**TO DO:**
(1) Copy out word for word the part of the Throttle thread starting with "But, what the" and going on through "liquefy your own.".
(2) Summarize the Throttle thread in two sentences.

**PAGE:**

####################

Throttle

groundfungus:

Okay, so I think I know how I'm going to do throttle, but I need to use it in a liquid fuel system anyway. So, does anyone here know how to cool stuff below -500 degrees Fahrenheit?

no.

There's obviously a way, I just need to find out how.

Well, i don't need it to be that cold. Just cold enough so i can create and store liquid hydrogen.

The phrase, "ambitious, but rubbish," comes to mind. You, sir, are out of your depth. And the depth that you are in involves flammable gasses being strapped to a person's body. Turn back.

But, what the heck: if you really want liquid H2, just go down to your local Praxair and buy a container of it. You don't have to compress it yourself.

WireJunky:
Well, i don't need it to be that cold. Just cold enough so i can create and store liquid hydrogen.

Absolute zero is: ?459.67°F
Boiling point of hydrogen is:?-423.17 °F

So, yeah....you've got a little wiggle room.

It will be cheaper to buy liquid hydrogen than to liquefy your own.

####################

**INFORMATION SHOWN:**

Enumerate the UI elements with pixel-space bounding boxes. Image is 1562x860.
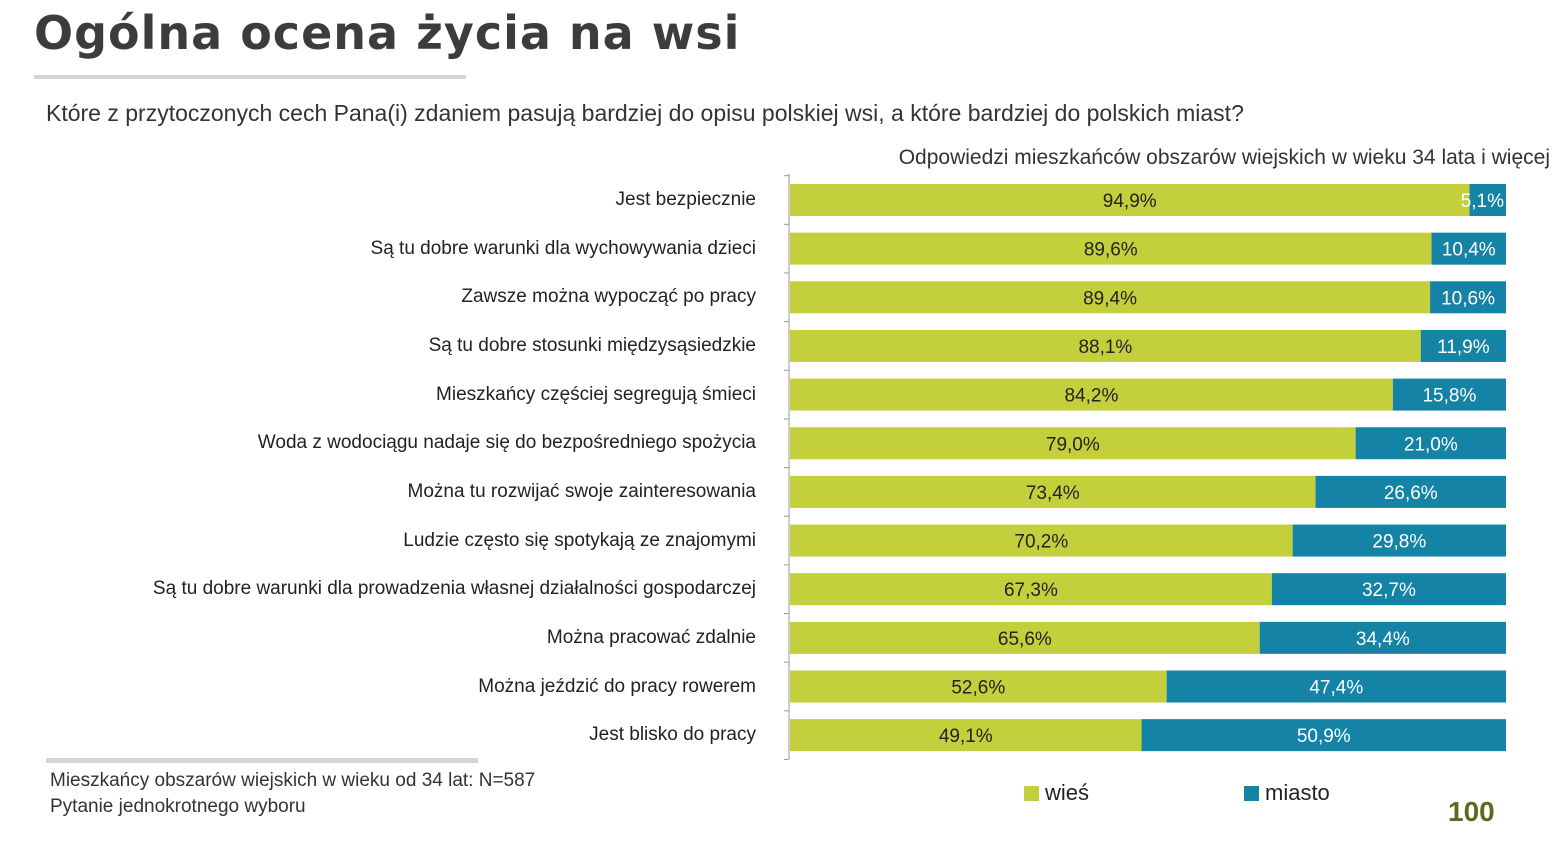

####################

**ANSWERS TO THE EXERCISE:**
(1)
But, what the heck: if you really want liquid H2, just go down to your local Praxair and buy a container of it. You don't have to compress it yourself.

WireJunky:
Well, i don't need it to be that cold. Just cold enough so i can create and store liquid hydrogen.

Absolute zero is: ?459.67°F
Boiling point of hydrogen is:?-423.17 °F

So, yeah....you've got a little wiggle room.

It will be cheaper to buy liquid hydrogen than to liquefy your own.

(2) A poster planning a throttle for a liquid fuel system asks how to cool things below -500 degrees Fahrenheit, then says the real aim is only to make and store liquid hydrogen. Replies call the plan out of the poster's depth because it involves flammable gases strapped to a body, point out some room between absolute zero and hydrogen's boiling point, and advise buying liquid hydrogen from a supplier such as Praxair, which would be cheaper than liquefying it oneself.